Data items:
+ + +

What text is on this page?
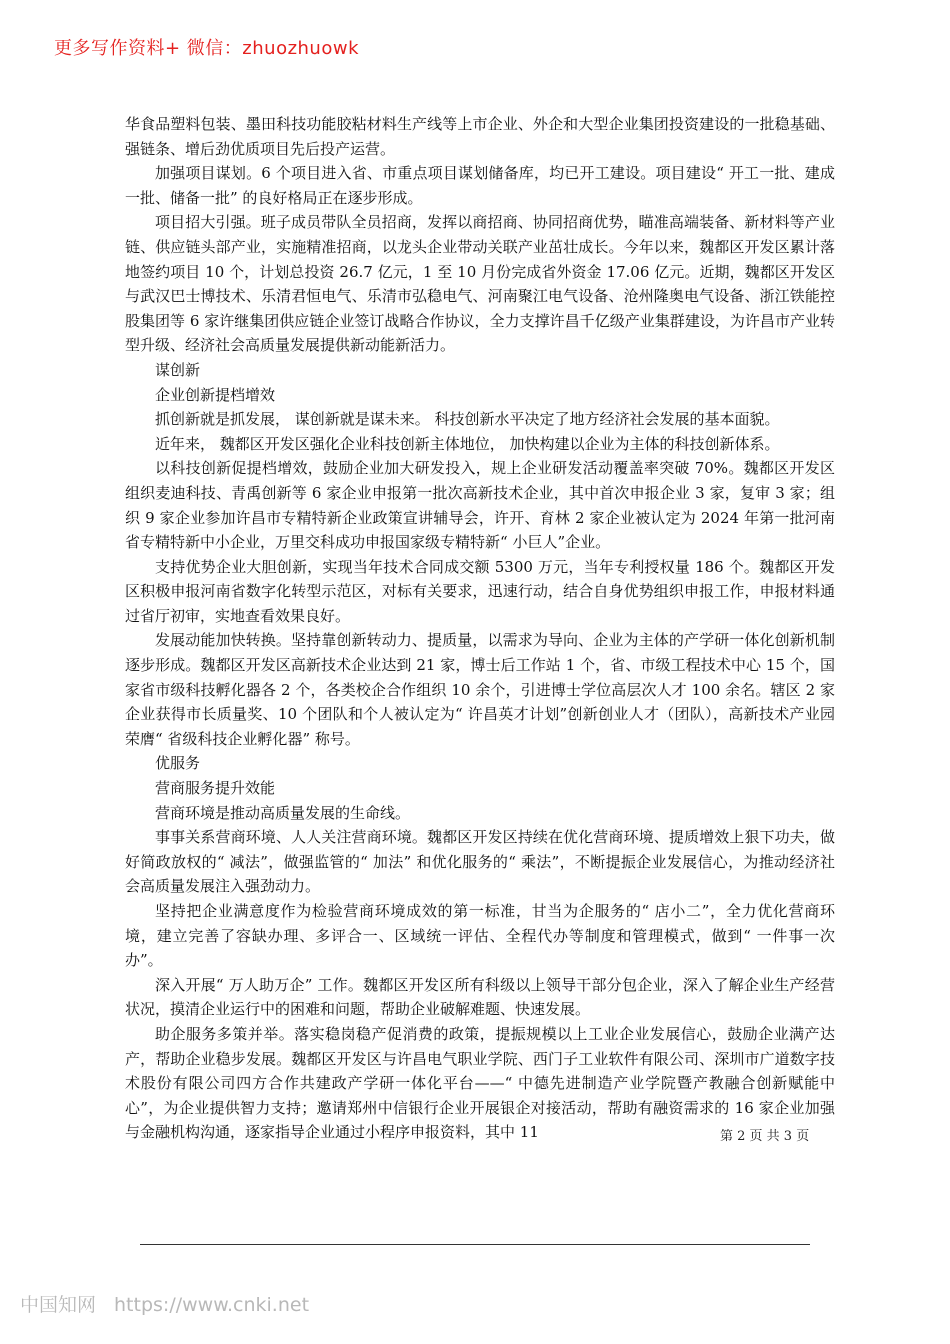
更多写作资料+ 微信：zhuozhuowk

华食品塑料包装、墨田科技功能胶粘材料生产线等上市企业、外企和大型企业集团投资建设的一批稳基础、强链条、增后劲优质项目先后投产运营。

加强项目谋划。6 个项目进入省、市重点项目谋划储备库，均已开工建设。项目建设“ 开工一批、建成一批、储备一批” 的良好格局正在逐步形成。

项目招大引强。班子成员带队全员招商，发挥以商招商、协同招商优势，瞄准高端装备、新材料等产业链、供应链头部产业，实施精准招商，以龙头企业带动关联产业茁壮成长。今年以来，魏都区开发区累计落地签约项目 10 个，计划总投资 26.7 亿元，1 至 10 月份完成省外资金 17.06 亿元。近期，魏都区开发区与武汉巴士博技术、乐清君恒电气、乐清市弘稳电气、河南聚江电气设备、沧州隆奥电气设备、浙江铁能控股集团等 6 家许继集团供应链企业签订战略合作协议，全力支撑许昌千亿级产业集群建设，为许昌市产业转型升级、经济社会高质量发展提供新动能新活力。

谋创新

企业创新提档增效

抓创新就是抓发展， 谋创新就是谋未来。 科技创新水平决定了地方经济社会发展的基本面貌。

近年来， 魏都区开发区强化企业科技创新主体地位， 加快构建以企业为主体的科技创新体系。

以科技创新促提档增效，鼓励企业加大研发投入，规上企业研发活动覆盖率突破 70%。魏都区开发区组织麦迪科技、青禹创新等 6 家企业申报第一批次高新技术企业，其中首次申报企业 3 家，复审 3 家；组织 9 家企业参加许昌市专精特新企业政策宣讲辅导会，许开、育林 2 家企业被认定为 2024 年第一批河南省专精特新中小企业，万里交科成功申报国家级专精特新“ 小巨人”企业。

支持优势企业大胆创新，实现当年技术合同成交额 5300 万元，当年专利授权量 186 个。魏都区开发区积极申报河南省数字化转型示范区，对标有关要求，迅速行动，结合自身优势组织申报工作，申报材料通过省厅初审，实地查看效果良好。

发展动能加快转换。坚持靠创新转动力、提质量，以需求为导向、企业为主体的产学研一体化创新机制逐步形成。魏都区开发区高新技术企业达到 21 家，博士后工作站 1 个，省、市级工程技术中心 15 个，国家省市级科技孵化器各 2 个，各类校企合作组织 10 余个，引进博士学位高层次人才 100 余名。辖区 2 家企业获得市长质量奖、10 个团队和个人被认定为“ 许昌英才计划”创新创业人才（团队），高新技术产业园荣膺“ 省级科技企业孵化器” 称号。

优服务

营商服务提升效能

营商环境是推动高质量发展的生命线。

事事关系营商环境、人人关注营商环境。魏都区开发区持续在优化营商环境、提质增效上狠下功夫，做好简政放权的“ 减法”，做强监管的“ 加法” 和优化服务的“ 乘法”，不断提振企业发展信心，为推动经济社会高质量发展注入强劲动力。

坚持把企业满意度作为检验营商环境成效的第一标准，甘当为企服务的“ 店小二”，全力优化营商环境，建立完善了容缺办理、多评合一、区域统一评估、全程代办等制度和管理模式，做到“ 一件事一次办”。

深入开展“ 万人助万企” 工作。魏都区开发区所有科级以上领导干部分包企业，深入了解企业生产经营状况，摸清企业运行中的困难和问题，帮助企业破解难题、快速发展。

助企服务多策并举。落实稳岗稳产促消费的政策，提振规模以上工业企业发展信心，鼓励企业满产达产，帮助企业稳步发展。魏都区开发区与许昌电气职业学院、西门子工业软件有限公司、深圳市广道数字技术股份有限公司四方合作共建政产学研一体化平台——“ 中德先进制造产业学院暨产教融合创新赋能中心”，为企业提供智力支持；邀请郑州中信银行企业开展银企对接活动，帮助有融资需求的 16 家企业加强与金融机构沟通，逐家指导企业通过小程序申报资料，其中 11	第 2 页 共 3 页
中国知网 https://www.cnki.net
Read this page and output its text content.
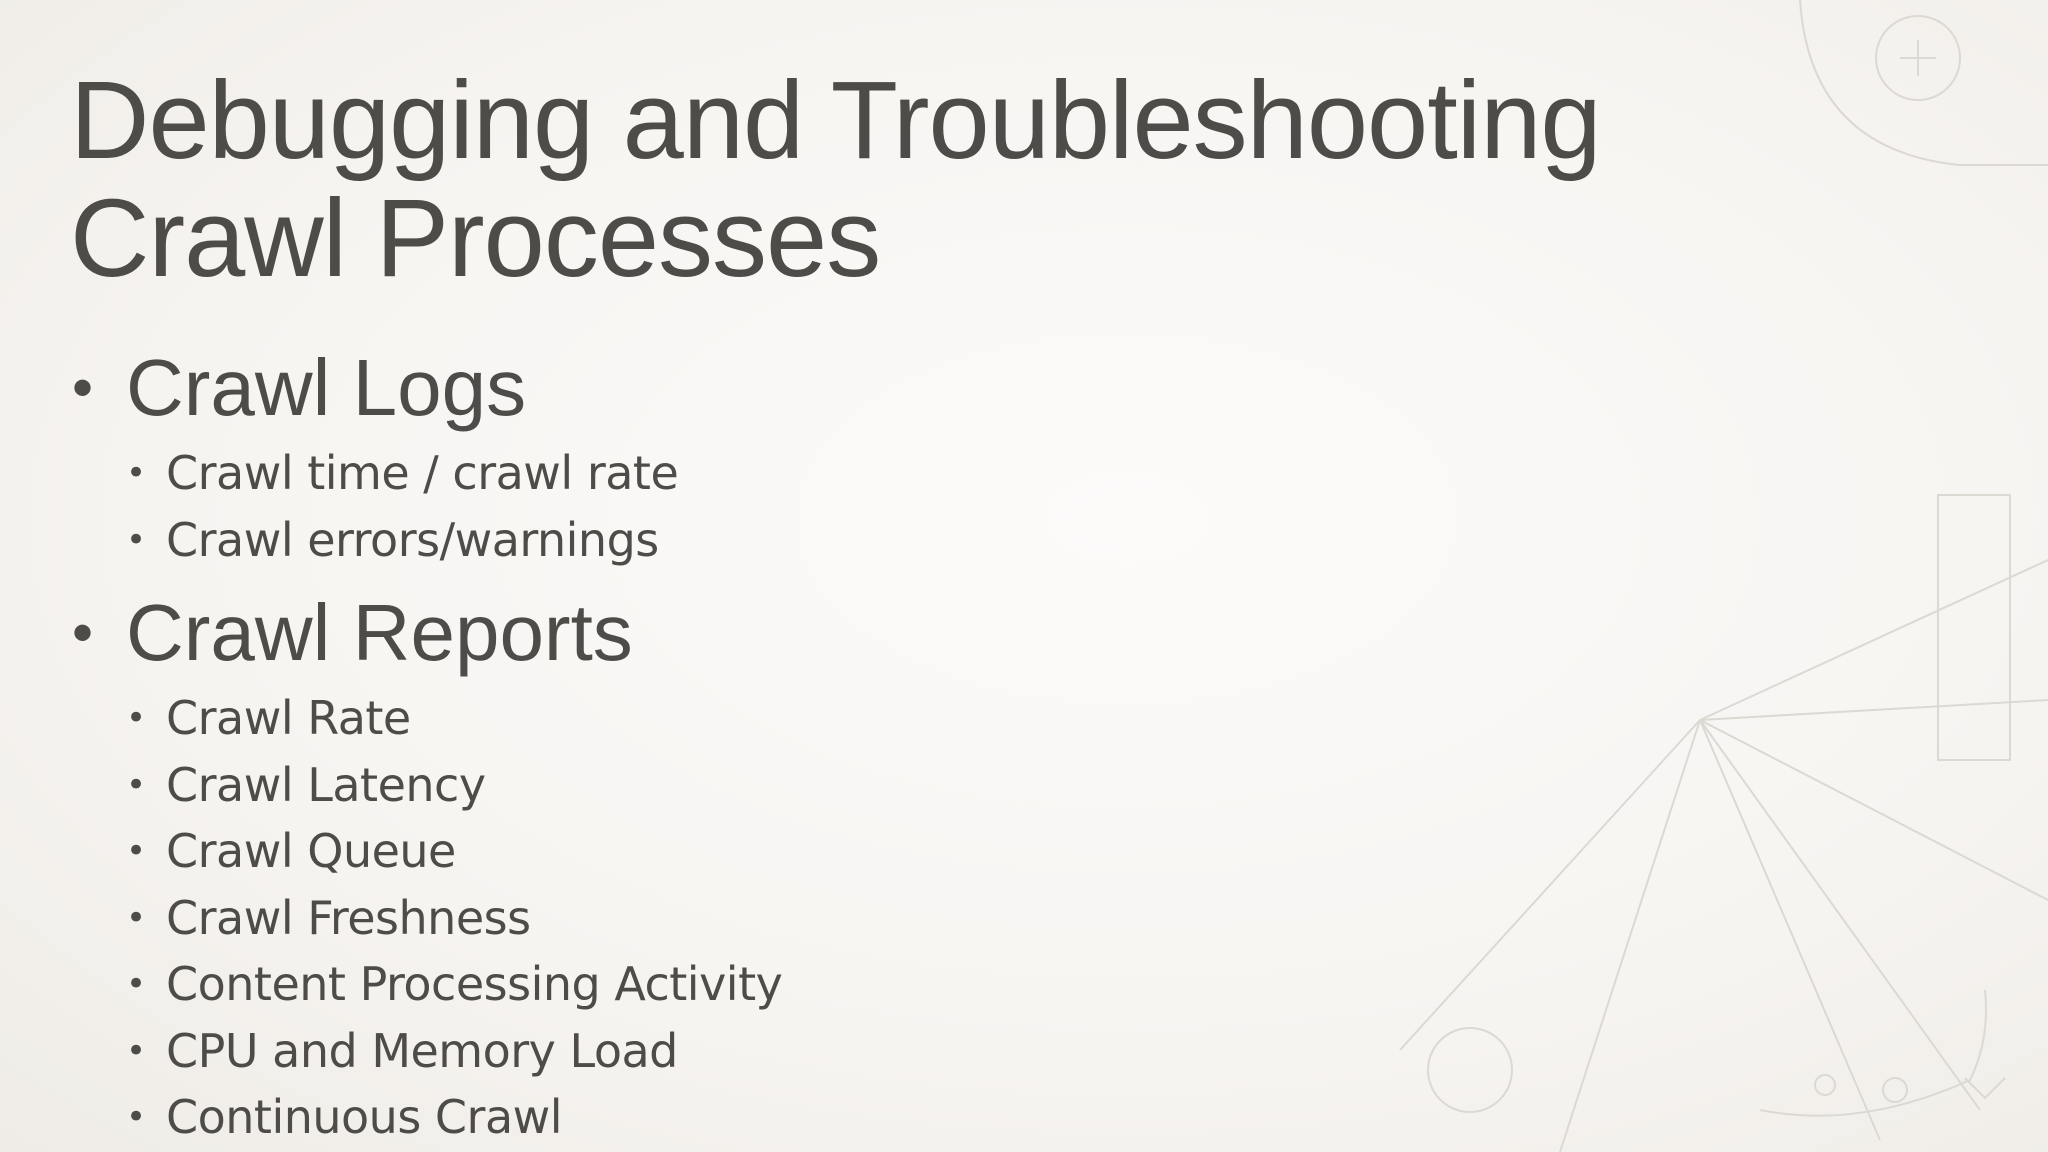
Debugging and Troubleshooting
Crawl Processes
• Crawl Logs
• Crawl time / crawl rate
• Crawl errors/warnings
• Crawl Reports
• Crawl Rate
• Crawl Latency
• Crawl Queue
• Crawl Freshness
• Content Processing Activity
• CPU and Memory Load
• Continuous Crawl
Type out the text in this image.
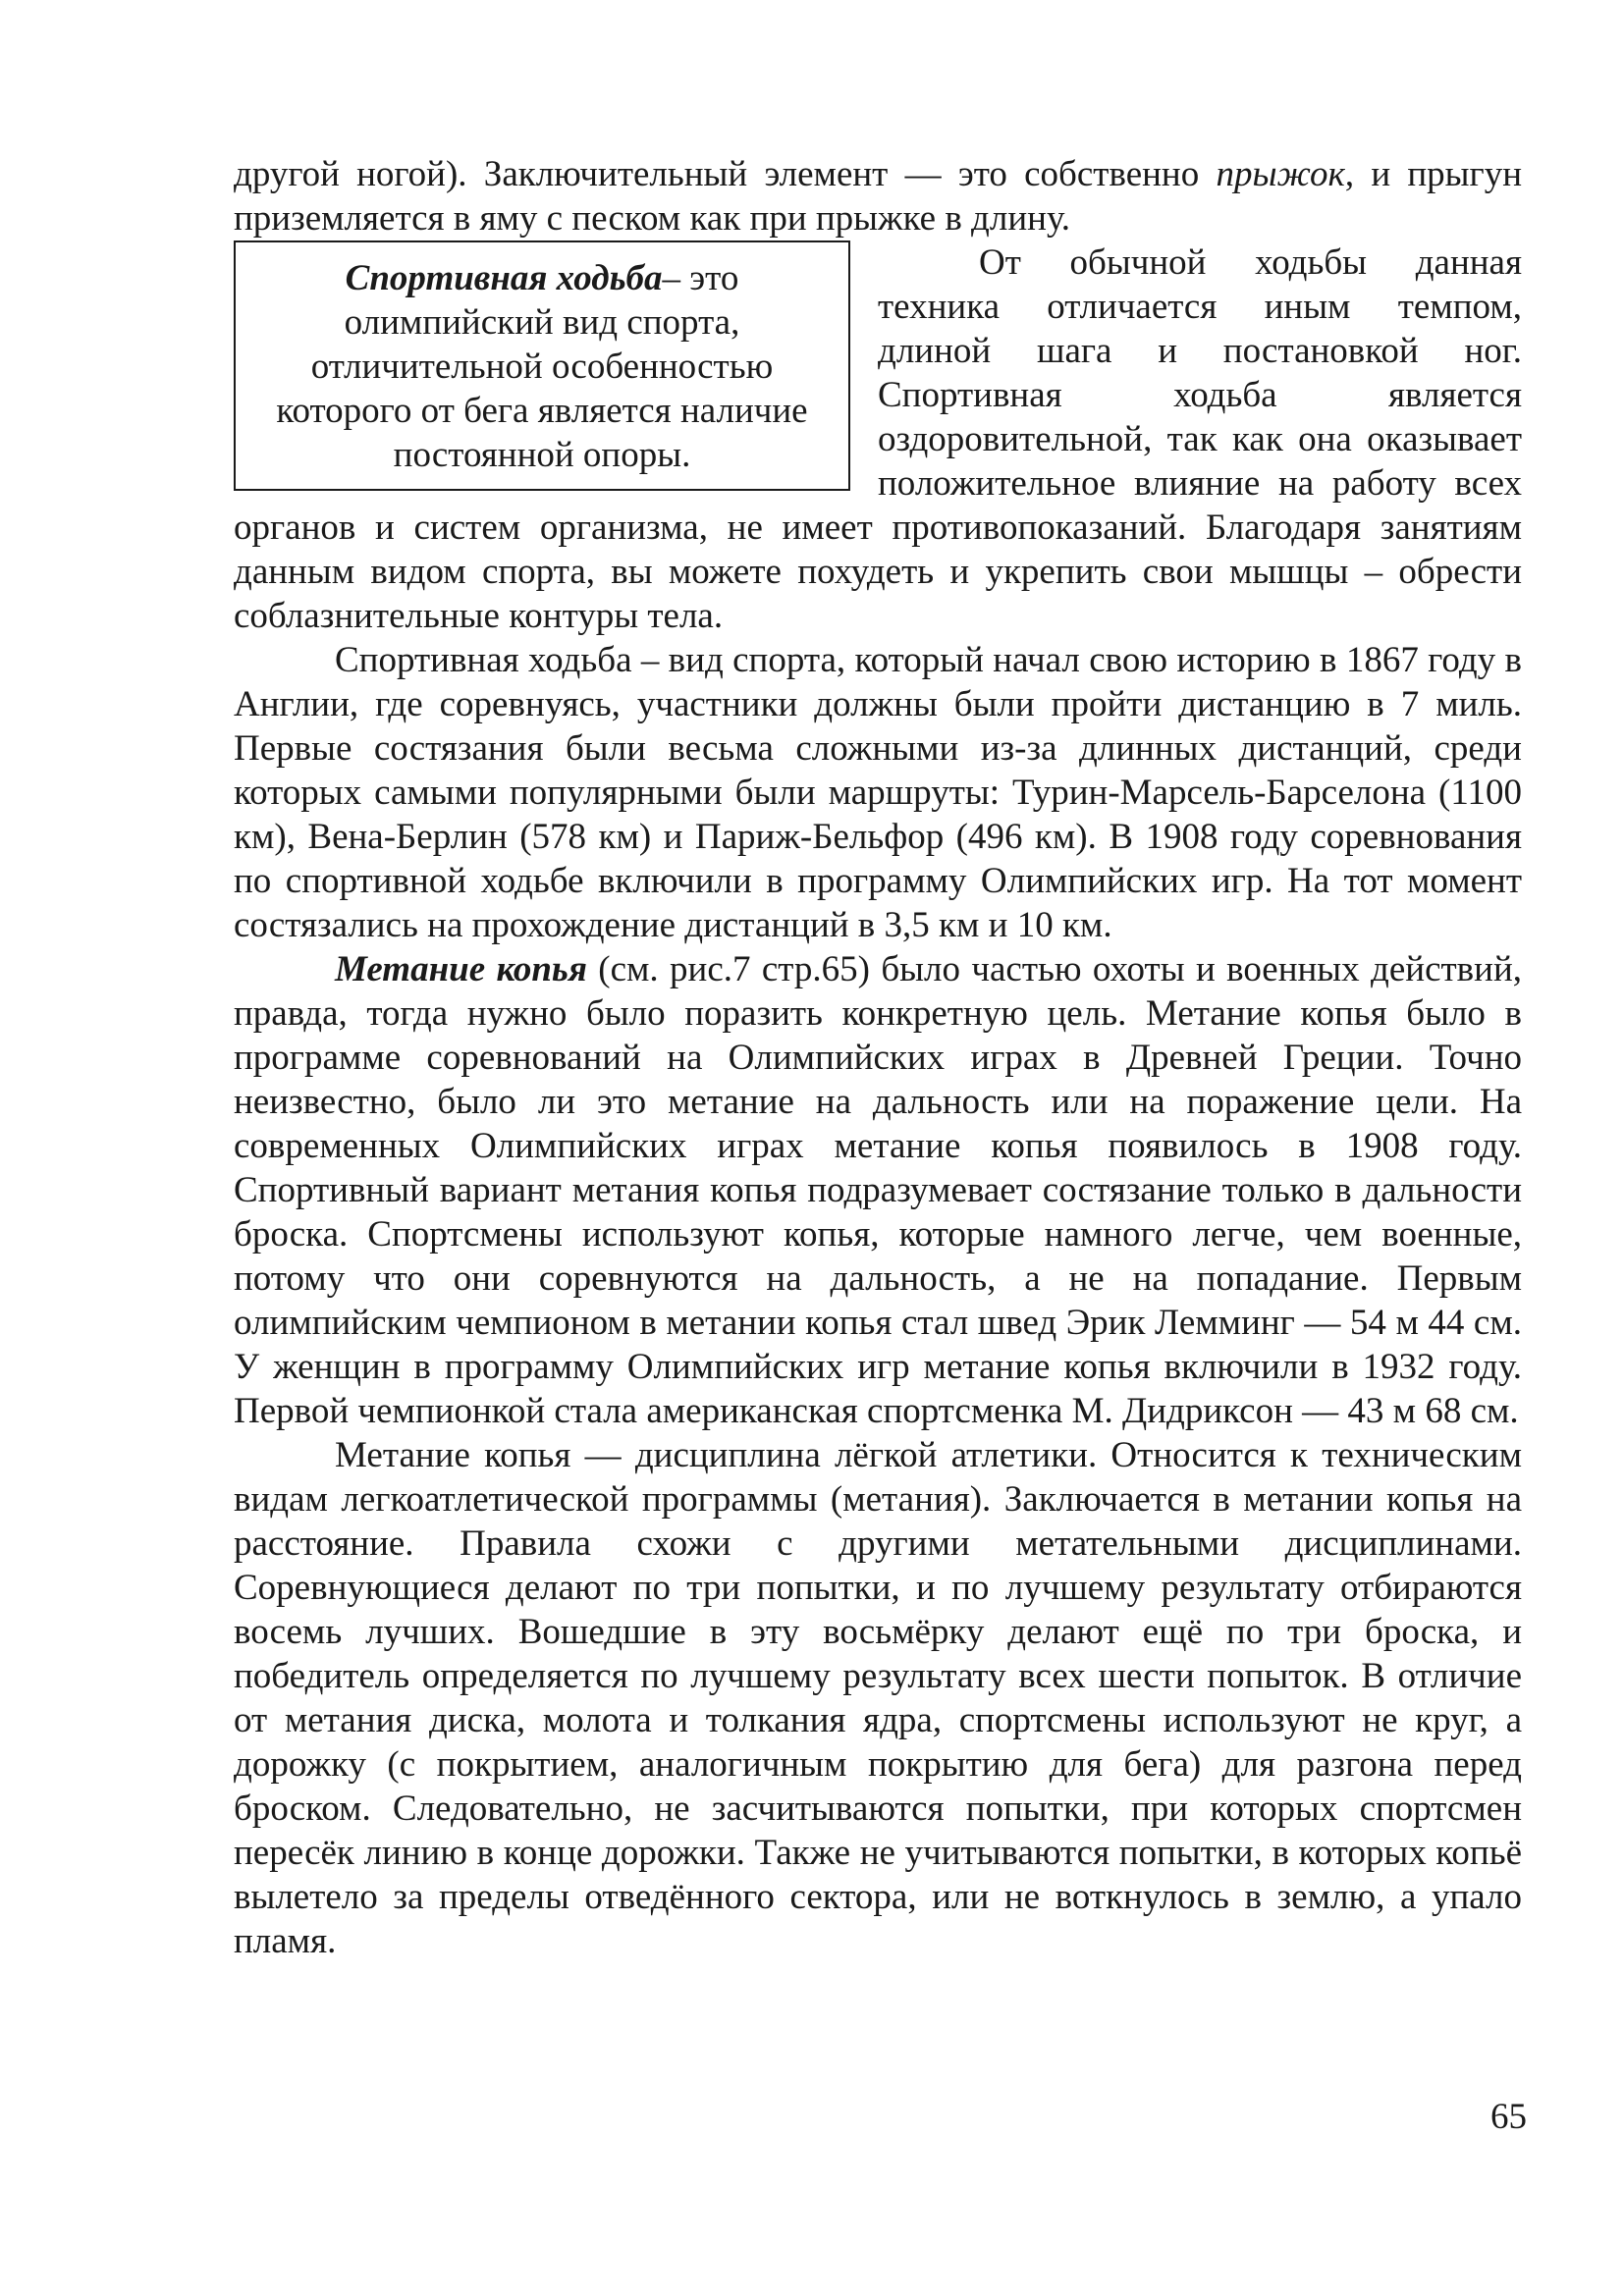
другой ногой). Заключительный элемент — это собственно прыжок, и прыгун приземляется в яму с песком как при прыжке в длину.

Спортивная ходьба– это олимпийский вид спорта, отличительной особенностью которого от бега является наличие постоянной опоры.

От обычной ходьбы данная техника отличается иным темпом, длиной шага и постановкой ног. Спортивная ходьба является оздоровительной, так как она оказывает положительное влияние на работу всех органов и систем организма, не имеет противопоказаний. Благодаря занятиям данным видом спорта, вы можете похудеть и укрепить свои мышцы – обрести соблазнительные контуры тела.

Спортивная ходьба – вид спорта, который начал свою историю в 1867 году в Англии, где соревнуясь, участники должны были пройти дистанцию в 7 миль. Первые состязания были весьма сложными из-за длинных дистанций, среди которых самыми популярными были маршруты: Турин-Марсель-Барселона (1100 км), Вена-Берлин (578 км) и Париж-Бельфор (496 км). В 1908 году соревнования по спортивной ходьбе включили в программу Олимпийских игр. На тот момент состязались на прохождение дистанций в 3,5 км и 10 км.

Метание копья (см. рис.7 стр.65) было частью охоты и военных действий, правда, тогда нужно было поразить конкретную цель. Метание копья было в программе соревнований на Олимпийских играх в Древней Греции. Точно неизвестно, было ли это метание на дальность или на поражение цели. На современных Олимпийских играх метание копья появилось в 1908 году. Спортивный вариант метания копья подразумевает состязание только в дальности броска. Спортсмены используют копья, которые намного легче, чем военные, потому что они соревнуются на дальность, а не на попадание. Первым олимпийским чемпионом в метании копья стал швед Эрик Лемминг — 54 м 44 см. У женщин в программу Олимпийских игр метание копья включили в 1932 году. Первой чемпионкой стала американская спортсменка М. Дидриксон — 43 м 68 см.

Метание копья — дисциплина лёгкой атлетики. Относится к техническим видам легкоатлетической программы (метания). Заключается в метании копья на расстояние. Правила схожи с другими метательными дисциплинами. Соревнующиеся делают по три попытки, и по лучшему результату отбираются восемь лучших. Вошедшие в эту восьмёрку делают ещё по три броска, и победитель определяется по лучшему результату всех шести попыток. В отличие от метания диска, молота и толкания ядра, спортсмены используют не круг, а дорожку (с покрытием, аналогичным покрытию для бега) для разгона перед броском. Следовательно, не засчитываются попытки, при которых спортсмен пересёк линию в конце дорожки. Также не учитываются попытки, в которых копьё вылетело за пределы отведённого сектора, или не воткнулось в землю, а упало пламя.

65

+ + +

Count how many lines above carry the word "page". Only the number is required.

→ Task response:
2